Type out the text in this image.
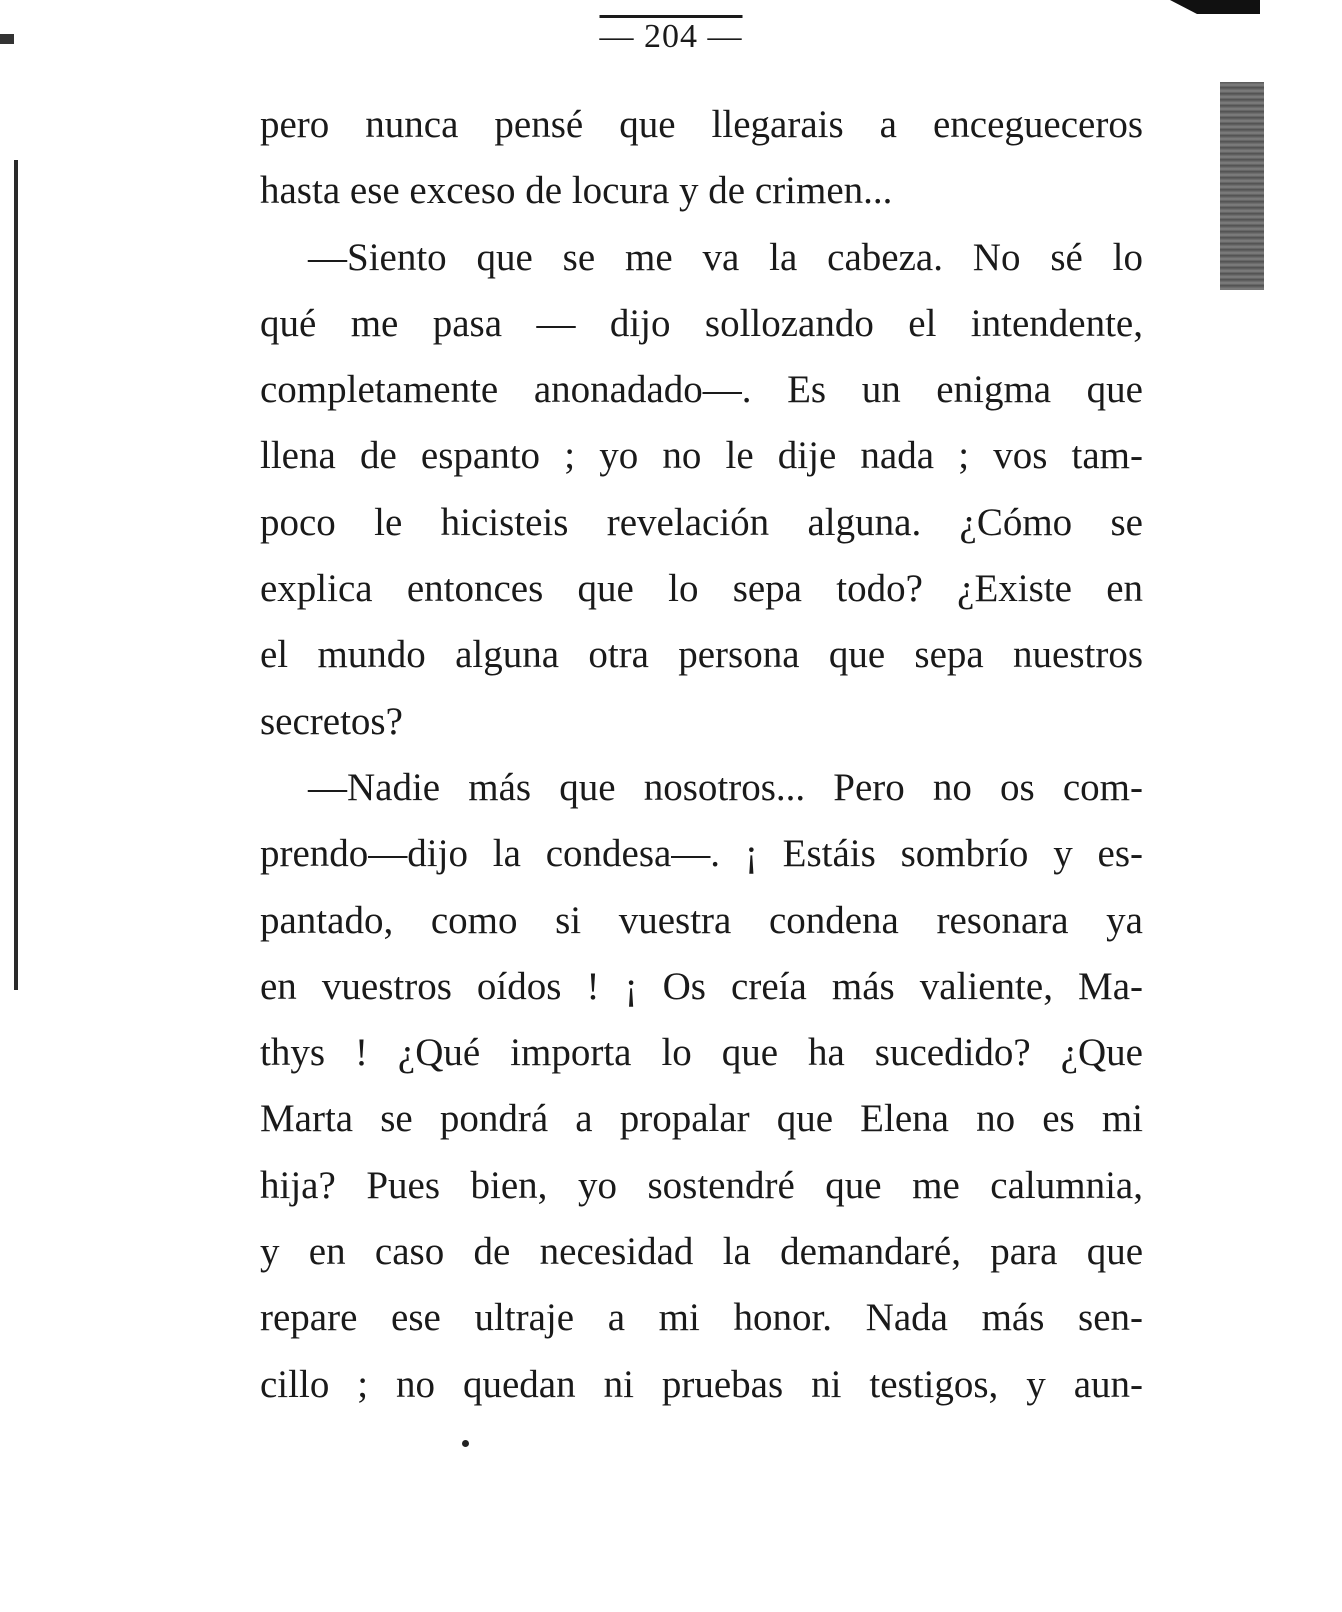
— 204 —
pero nunca pensé que llegarais a encegueceros
hasta ese exceso de locura y de crimen...
—Siento que se me va la cabeza. No sé lo
qué me pasa — dijo sollozando el intendente,
completamente anonadado—. Es un enigma que
llena de espanto ; yo no le dije nada ; vos tam-
poco le hicisteis revelación alguna. ¿Cómo se
explica entonces que lo sepa todo? ¿Existe en
el mundo alguna otra persona que sepa nuestros
secretos?
—Nadie más que nosotros... Pero no os com-
prendo—dijo la condesa—. ¡ Estáis sombrío y es-
pantado, como si vuestra condena resonara ya
en vuestros oídos ! ¡ Os creía más valiente, Ma-
thys ! ¿Qué importa lo que ha sucedido? ¿Que
Marta se pondrá a propalar que Elena no es mi
hija? Pues bien, yo sostendré que me calumnia,
y en caso de necesidad la demandaré, para que
repare ese ultraje a mi honor. Nada más sen-
cillo ; no quedan ni pruebas ni testigos, y aun-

▶ Short problem:
Every entry above should be duplicated exactly. Do not include the images.

▶ Result:
Type out the text in this image.
— 204 —
pero nunca pensé que llegarais a encegueceros
hasta ese exceso de locura y de crimen...
—Siento que se me va la cabeza. No sé lo
qué me pasa — dijo sollozando el intendente,
completamente anonadado—. Es un enigma que
llena de espanto ; yo no le dije nada ; vos tam-
poco le hicisteis revelación alguna. ¿Cómo se
explica entonces que lo sepa todo? ¿Existe en
el mundo alguna otra persona que sepa nuestros
secretos?
—Nadie más que nosotros... Pero no os com-
prendo—dijo la condesa—. ¡ Estáis sombrío y es-
pantado, como si vuestra condena resonara ya
en vuestros oídos ! ¡ Os creía más valiente, Ma-
thys ! ¿Qué importa lo que ha sucedido? ¿Que
Marta se pondrá a propalar que Elena no es mi
hija? Pues bien, yo sostendré que me calumnia,
y en caso de necesidad la demandaré, para que
repare ese ultraje a mi honor. Nada más sen-
cillo ; no quedan ni pruebas ni testigos, y aun-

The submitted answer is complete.